### Aim of the exercise
Leave out the images; return the rest of the data exactly.

### Exercise input
-.-.-

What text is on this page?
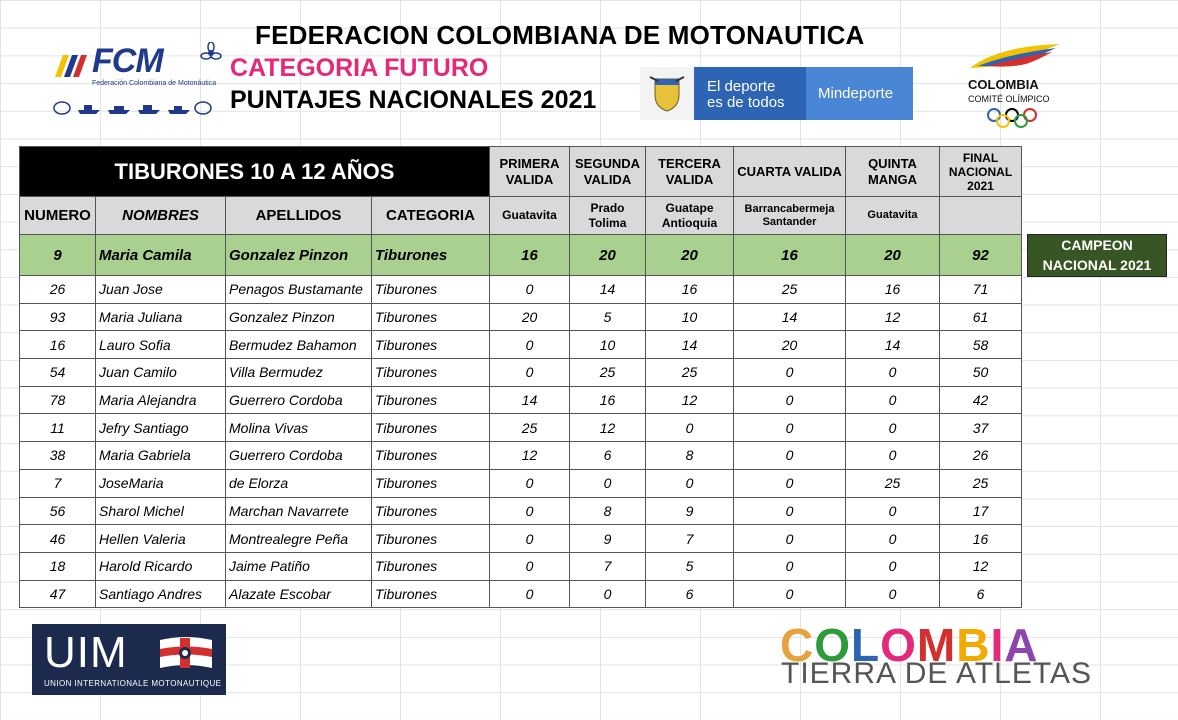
FEDERACION COLOMBIANA DE MOTONAUTICA
CATEGORIA FUTURO
PUNTAJES NACIONALES 2021
FCM
Federación Colombiana de Motonáutica	El deporte
es de todos
Mindeporte
COLOMBIA
COMITÉ OLÍMPICO
TIBURONES 10 A 12 AÑOS				PRIMERA VALIDA	SEGUNDA VALIDA	TERCERA VALIDA	CUARTA VALIDA	QUINTA MANGA	FINAL NACIONAL 2021
NUMERO	NOMBRES	APELLIDOS	CATEGORIA	Guatavita	Prado Tolima	Guatape Antioquia	Barrancabermeja Santander	Guatavita	
9	Maria Camila	Gonzalez Pinzon	Tiburones	16	20	20	16	20	92
26	Juan Jose	Penagos Bustamante	Tiburones	0	14	16	25	16	71
93	Maria Juliana	Gonzalez Pinzon	Tiburones	20	5	10	14	12	61
16	Lauro Sofia	Bermudez Bahamon	Tiburones	0	10	14	20	14	58
54	Juan Camilo	Villa Bermudez	Tiburones	0	25	25	0	0	50
78	Maria Alejandra	Guerrero Cordoba	Tiburones	14	16	12	0	0	42
11	Jefry Santiago	Molina Vivas	Tiburones	25	12	0	0	0	37
38	Maria Gabriela	Guerrero Cordoba	Tiburones	12	6	8	0	0	26
7	JoseMaria	de Elorza	Tiburones	0	0	0	0	25	25
56	Sharol Michel	Marchan Navarrete	Tiburones	0	8	9	0	0	17
46	Hellen Valeria	Montrealegre Peña	Tiburones	0	9	7	0	0	16
18	Harold Ricardo	Jaime Patiño	Tiburones	0	7	5	0	0	12
47	Santiago Andres	Alazate Escobar	Tiburones	0	0	6	0	0	6
CAMPEON NACIONAL 2021
UIM
UNION INTERNATIONALE MOTONAUTIQUE
COLOMBIA
TIERRA DE ATLETAS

-.-.-

### Solution below
What text is on this page?
FEDERACION COLOMBIANA DE MOTONAUTICA
CATEGORIA FUTURO
PUNTAJES NACIONALES 2021
FCM
Federación Colombiana de Motonáutica	El deporte
es de todos
Mindeporte
COLOMBIA
COMITÉ OLÍMPICO
TIBURONES 10 A 12 AÑOS				PRIMERA VALIDA	SEGUNDA VALIDA	TERCERA VALIDA	CUARTA VALIDA	QUINTA MANGA	FINAL NACIONAL 2021
NUMERO	NOMBRES	APELLIDOS	CATEGORIA	Guatavita	Prado Tolima	Guatape Antioquia	Barrancabermeja Santander	Guatavita	
9	Maria Camila	Gonzalez Pinzon	Tiburones	16	20	20	16	20	92
26	Juan Jose	Penagos Bustamante	Tiburones	0	14	16	25	16	71
93	Maria Juliana	Gonzalez Pinzon	Tiburones	20	5	10	14	12	61
16	Lauro Sofia	Bermudez Bahamon	Tiburones	0	10	14	20	14	58
54	Juan Camilo	Villa Bermudez	Tiburones	0	25	25	0	0	50
78	Maria Alejandra	Guerrero Cordoba	Tiburones	14	16	12	0	0	42
11	Jefry Santiago	Molina Vivas	Tiburones	25	12	0	0	0	37
38	Maria Gabriela	Guerrero Cordoba	Tiburones	12	6	8	0	0	26
7	JoseMaria	de Elorza	Tiburones	0	0	0	0	25	25
56	Sharol Michel	Marchan Navarrete	Tiburones	0	8	9	0	0	17
46	Hellen Valeria	Montrealegre Peña	Tiburones	0	9	7	0	0	16
18	Harold Ricardo	Jaime Patiño	Tiburones	0	7	5	0	0	12
47	Santiago Andres	Alazate Escobar	Tiburones	0	0	6	0	0	6
CAMPEON NACIONAL 2021
UIM
UNION INTERNATIONALE MOTONAUTIQUE
COLOMBIA
TIERRA DE ATLETAS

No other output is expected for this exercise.